Instructions for the task> Copy out all lines carrying the word "down".

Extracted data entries
[start]
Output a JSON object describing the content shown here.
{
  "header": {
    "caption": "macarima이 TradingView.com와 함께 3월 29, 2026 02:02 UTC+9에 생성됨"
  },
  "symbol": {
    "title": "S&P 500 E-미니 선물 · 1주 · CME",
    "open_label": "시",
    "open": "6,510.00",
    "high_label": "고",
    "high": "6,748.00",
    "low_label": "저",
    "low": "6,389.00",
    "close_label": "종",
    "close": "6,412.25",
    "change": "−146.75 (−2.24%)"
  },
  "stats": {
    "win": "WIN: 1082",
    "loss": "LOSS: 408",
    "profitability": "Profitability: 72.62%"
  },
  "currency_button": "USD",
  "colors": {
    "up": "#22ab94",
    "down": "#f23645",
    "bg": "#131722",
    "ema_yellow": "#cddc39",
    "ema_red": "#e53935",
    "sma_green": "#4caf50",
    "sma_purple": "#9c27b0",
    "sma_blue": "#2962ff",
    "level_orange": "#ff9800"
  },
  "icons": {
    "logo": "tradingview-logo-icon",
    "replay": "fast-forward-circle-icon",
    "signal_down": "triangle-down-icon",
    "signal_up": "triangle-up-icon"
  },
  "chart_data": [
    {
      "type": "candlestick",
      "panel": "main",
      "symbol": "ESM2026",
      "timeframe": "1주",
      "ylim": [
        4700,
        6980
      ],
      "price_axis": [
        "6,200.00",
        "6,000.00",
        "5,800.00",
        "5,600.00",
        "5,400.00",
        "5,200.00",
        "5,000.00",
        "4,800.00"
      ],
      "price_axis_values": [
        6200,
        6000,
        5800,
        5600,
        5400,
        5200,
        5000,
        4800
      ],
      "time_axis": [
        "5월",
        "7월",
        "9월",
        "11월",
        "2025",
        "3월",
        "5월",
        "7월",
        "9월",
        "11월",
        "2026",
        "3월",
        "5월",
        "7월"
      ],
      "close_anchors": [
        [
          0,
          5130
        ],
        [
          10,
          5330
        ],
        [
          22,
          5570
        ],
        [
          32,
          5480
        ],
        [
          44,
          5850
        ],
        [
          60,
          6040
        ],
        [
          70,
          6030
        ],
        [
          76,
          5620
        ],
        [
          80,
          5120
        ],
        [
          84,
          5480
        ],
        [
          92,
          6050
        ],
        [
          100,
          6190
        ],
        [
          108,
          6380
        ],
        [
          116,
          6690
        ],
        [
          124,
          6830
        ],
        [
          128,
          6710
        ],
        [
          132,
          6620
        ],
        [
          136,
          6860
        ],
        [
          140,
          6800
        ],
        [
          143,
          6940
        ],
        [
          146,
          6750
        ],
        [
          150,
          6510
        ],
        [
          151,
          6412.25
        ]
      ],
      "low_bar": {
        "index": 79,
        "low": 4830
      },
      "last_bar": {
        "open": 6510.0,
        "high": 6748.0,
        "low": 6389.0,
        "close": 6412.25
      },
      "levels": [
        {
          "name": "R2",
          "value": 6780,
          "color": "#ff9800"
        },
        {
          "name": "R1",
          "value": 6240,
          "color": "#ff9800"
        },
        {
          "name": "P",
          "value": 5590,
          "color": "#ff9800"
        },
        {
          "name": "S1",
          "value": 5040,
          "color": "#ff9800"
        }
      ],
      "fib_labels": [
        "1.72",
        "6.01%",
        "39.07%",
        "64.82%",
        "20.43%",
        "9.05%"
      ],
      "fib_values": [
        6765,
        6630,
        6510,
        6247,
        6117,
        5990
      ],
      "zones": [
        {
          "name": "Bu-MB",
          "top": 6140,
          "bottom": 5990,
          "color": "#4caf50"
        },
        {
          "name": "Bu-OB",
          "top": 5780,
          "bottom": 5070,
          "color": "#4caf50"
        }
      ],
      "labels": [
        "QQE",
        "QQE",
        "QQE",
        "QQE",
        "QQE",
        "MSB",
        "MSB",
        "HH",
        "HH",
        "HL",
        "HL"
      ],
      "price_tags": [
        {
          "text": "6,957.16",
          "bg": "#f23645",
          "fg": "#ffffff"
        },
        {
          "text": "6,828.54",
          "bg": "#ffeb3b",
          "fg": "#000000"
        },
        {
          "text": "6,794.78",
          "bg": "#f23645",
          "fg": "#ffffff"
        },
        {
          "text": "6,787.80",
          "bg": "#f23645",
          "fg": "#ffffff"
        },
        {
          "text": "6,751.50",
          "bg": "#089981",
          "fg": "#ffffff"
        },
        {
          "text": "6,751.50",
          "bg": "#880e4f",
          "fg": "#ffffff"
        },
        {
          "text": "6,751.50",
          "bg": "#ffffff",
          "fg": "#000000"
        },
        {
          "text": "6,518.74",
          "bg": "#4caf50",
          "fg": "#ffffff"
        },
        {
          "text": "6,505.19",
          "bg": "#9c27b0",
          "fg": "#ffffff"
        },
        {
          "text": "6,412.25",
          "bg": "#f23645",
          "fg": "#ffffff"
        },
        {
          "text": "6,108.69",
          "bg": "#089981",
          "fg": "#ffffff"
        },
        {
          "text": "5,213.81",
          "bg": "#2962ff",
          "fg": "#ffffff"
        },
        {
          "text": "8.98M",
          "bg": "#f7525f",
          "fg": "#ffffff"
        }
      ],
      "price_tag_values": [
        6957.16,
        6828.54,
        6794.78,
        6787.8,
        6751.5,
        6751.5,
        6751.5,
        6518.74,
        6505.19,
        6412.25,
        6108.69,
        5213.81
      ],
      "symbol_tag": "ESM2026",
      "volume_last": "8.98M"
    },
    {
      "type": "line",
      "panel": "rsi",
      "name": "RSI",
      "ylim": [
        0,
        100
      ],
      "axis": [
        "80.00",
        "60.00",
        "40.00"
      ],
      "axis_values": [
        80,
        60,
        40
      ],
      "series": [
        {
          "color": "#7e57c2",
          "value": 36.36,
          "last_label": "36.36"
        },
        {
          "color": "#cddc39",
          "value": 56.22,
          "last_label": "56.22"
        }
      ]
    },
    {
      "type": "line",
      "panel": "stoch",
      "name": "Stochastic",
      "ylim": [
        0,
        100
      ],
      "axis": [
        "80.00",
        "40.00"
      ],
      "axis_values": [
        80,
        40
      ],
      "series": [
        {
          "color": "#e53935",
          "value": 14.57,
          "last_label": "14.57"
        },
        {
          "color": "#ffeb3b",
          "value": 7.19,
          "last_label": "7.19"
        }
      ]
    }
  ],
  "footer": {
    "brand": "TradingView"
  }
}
[end]
Response to the task>
    "down": "#f23645",
    "signal_down": "triangle-down-icon",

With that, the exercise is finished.